## Start Entries supplied

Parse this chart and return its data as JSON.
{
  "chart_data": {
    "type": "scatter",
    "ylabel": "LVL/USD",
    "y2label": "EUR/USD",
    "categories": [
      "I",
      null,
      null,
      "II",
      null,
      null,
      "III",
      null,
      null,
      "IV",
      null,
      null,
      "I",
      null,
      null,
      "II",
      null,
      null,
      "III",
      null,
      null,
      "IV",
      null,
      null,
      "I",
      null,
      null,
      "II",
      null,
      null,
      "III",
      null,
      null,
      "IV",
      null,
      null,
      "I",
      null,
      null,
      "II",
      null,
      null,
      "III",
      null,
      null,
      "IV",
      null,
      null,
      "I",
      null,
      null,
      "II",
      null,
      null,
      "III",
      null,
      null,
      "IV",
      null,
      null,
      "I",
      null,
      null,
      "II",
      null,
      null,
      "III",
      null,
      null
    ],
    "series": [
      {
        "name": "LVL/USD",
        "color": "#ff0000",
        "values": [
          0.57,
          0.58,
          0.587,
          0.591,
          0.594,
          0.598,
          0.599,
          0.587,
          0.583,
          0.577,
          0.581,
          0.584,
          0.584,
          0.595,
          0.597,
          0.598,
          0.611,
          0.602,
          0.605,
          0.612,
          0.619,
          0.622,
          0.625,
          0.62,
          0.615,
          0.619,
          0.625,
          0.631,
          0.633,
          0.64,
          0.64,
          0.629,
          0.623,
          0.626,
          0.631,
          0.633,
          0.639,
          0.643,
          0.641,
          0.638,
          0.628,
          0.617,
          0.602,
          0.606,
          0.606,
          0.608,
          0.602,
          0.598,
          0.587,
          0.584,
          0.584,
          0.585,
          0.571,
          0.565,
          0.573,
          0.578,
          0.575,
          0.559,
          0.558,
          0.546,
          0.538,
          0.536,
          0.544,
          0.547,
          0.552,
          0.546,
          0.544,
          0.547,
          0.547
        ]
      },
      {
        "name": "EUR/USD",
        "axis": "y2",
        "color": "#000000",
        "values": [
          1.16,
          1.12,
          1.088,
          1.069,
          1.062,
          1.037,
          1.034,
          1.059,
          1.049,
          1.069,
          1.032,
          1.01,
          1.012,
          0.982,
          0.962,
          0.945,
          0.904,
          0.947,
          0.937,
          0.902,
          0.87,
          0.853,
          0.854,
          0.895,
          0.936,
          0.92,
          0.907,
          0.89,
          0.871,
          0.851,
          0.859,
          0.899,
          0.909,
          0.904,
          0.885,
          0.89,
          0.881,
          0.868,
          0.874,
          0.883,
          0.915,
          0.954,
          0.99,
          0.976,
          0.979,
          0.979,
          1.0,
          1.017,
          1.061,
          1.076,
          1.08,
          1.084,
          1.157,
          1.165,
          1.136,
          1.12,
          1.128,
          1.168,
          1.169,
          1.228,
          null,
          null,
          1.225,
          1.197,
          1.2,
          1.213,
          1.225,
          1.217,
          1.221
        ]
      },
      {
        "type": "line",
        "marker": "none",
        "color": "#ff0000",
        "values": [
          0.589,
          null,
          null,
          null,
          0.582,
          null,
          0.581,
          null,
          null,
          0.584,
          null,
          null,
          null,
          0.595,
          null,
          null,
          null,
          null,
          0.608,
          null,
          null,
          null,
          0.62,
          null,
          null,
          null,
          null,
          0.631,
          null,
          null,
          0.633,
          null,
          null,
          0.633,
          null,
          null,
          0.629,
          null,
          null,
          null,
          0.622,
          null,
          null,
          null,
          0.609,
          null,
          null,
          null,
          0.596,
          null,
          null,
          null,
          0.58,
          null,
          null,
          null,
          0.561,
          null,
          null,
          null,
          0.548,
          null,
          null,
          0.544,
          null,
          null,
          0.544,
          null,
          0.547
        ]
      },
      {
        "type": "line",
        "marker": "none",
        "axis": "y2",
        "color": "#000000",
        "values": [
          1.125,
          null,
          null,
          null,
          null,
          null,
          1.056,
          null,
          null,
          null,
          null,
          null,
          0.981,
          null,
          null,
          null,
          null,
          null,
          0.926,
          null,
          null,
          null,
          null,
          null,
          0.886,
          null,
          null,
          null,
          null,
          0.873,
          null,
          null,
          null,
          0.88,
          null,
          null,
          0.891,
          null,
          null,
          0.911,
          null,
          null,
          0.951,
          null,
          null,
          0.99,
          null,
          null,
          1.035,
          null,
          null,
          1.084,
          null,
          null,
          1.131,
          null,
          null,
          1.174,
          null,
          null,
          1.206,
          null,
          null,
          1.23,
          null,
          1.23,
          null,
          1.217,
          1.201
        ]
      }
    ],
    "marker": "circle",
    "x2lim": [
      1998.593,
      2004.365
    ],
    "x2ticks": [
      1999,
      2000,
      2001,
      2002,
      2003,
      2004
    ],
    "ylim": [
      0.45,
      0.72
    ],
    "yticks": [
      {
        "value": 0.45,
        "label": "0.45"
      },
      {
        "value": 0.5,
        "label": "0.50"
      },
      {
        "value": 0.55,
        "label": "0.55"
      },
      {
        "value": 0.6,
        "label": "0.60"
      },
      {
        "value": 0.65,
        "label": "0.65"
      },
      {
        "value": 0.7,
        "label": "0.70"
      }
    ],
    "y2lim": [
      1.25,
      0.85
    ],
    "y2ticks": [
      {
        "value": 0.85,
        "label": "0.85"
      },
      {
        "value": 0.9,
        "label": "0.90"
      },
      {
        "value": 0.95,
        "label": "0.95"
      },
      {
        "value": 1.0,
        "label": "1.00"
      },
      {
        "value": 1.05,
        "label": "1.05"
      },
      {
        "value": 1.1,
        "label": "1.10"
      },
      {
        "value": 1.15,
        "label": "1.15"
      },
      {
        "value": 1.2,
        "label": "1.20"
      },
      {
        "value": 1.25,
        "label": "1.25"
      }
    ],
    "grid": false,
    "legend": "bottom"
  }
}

## End Entries supplied

## Task goal
Output all of the data again, exactly.

## Reply
Parse this chart and return its data as JSON.
{
  "chart_data": {
    "type": "scatter",
    "ylabel": "LVL/USD",
    "y2label": "EUR/USD",
    "categories": [
      "I",
      null,
      null,
      "II",
      null,
      null,
      "III",
      null,
      null,
      "IV",
      null,
      null,
      "I",
      null,
      null,
      "II",
      null,
      null,
      "III",
      null,
      null,
      "IV",
      null,
      null,
      "I",
      null,
      null,
      "II",
      null,
      null,
      "III",
      null,
      null,
      "IV",
      null,
      null,
      "I",
      null,
      null,
      "II",
      null,
      null,
      "III",
      null,
      null,
      "IV",
      null,
      null,
      "I",
      null,
      null,
      "II",
      null,
      null,
      "III",
      null,
      null,
      "IV",
      null,
      null,
      "I",
      null,
      null,
      "II",
      null,
      null,
      "III",
      null,
      null
    ],
    "series": [
      {
        "name": "LVL/USD",
        "color": "#ff0000",
        "values": [
          0.57,
          0.58,
          0.587,
          0.591,
          0.594,
          0.598,
          0.599,
          0.587,
          0.583,
          0.577,
          0.581,
          0.584,
          0.584,
          0.595,
          0.597,
          0.598,
          0.611,
          0.602,
          0.605,
          0.612,
          0.619,
          0.622,
          0.625,
          0.62,
          0.615,
          0.619,
          0.625,
          0.631,
          0.633,
          0.64,
          0.64,
          0.629,
          0.623,
          0.626,
          0.631,
          0.633,
          0.639,
          0.643,
          0.641,
          0.638,
          0.628,
          0.617,
          0.602,
          0.606,
          0.606,
          0.608,
          0.602,
          0.598,
          0.587,
          0.584,
          0.584,
          0.585,
          0.571,
          0.565,
          0.573,
          0.578,
          0.575,
          0.559,
          0.558,
          0.546,
          0.538,
          0.536,
          0.544,
          0.547,
          0.552,
          0.546,
          0.544,
          0.547,
          0.547
        ]
      },
      {
        "name": "EUR/USD",
        "axis": "y2",
        "color": "#000000",
        "values": [
          1.16,
          1.12,
          1.088,
          1.069,
          1.062,
          1.037,
          1.034,
          1.059,
          1.049,
          1.069,
          1.032,
          1.01,
          1.012,
          0.982,
          0.962,
          0.945,
          0.904,
          0.947,
          0.937,
          0.902,
          0.87,
          0.853,
          0.854,
          0.895,
          0.936,
          0.92,
          0.907,
          0.89,
          0.871,
          0.851,
          0.859,
          0.899,
          0.909,
          0.904,
          0.885,
          0.89,
          0.881,
          0.868,
          0.874,
          0.883,
          0.915,
          0.954,
          0.99,
          0.976,
          0.979,
          0.979,
          1.0,
          1.017,
          1.061,
          1.076,
          1.08,
          1.084,
          1.157,
          1.165,
          1.136,
          1.12,
          1.128,
          1.168,
          1.169,
          1.228,
          null,
          null,
          1.225,
          1.197,
          1.2,
          1.213,
          1.225,
          1.217,
          1.221
        ]
      },
      {
        "type": "line",
        "marker": "none",
        "color": "#ff0000",
        "values": [
          0.589,
          null,
          null,
          null,
          0.582,
          null,
          0.581,
          null,
          null,
          0.584,
          null,
          null,
          null,
          0.595,
          null,
          null,
          null,
          null,
          0.608,
          null,
          null,
          null,
          0.62,
          null,
          null,
          null,
          null,
          0.631,
          null,
          null,
          0.633,
          null,
          null,
          0.633,
          null,
          null,
          0.629,
          null,
          null,
          null,
          0.622,
          null,
          null,
          null,
          0.609,
          null,
          null,
          null,
          0.596,
          null,
          null,
          null,
          0.58,
          null,
          null,
          null,
          0.561,
          null,
          null,
          null,
          0.548,
          null,
          null,
          0.544,
          null,
          null,
          0.544,
          null,
          0.547
        ]
      },
      {
        "type": "line",
        "marker": "none",
        "axis": "y2",
        "color": "#000000",
        "values": [
          1.125,
          null,
          null,
          null,
          null,
          null,
          1.056,
          null,
          null,
          null,
          null,
          null,
          0.981,
          null,
          null,
          null,
          null,
          null,
          0.926,
          null,
          null,
          null,
          null,
          null,
          0.886,
          null,
          null,
          null,
          null,
          0.873,
          null,
          null,
          null,
          0.88,
          null,
          null,
          0.891,
          null,
          null,
          0.911,
          null,
          null,
          0.951,
          null,
          null,
          0.99,
          null,
          null,
          1.035,
          null,
          null,
          1.084,
          null,
          null,
          1.131,
          null,
          null,
          1.174,
          null,
          null,
          1.206,
          null,
          null,
          1.23,
          null,
          1.23,
          null,
          1.217,
          1.201
        ]
      }
    ],
    "marker": "circle",
    "x2lim": [
      1998.593,
      2004.365
    ],
    "x2ticks": [
      1999,
      2000,
      2001,
      2002,
      2003,
      2004
    ],
    "ylim": [
      0.45,
      0.72
    ],
    "yticks": [
      {
        "value": 0.45,
        "label": "0.45"
      },
      {
        "value": 0.5,
        "label": "0.50"
      },
      {
        "value": 0.55,
        "label": "0.55"
      },
      {
        "value": 0.6,
        "label": "0.60"
      },
      {
        "value": 0.65,
        "label": "0.65"
      },
      {
        "value": 0.7,
        "label": "0.70"
      }
    ],
    "y2lim": [
      1.25,
      0.85
    ],
    "y2ticks": [
      {
        "value": 0.85,
        "label": "0.85"
      },
      {
        "value": 0.9,
        "label": "0.90"
      },
      {
        "value": 0.95,
        "label": "0.95"
      },
      {
        "value": 1.0,
        "label": "1.00"
      },
      {
        "value": 1.05,
        "label": "1.05"
      },
      {
        "value": 1.1,
        "label": "1.10"
      },
      {
        "value": 1.15,
        "label": "1.15"
      },
      {
        "value": 1.2,
        "label": "1.20"
      },
      {
        "value": 1.25,
        "label": "1.25"
      }
    ],
    "grid": false,
    "legend": "bottom"
  }
}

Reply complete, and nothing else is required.